_Task description_:
Would you pull out every line of the material that contains the string "portierele"?

==*==

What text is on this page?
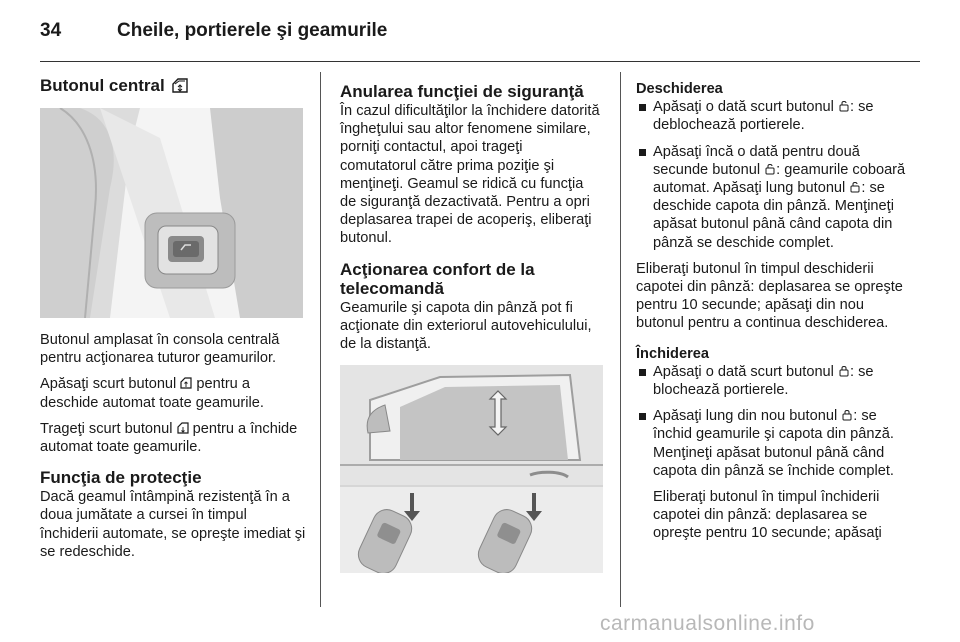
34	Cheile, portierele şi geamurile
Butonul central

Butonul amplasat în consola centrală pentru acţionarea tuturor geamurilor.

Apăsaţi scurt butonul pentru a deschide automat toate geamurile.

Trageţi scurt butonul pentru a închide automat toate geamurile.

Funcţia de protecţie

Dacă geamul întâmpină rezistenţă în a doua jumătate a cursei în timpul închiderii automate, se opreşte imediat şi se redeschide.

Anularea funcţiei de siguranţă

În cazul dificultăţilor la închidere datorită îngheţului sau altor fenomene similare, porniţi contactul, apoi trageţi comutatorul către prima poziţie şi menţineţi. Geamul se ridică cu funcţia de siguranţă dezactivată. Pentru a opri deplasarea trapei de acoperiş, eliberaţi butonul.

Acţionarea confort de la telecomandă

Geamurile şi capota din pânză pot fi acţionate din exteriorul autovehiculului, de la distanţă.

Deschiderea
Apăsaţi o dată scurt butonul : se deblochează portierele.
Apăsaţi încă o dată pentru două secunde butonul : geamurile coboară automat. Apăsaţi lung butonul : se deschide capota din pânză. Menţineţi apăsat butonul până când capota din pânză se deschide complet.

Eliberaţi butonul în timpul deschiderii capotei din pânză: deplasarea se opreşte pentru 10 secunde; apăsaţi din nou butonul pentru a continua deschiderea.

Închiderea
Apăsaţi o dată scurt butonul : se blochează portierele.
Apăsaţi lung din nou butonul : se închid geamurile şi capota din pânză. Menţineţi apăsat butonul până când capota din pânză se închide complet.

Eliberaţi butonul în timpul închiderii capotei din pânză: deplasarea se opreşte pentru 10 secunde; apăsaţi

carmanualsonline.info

==*==

_Result_:
34	Cheile, portierele şi geamurile
Apăsaţi o dată scurt butonul : se deblochează portierele.
Apăsaţi o dată scurt butonul : se blochează portierele.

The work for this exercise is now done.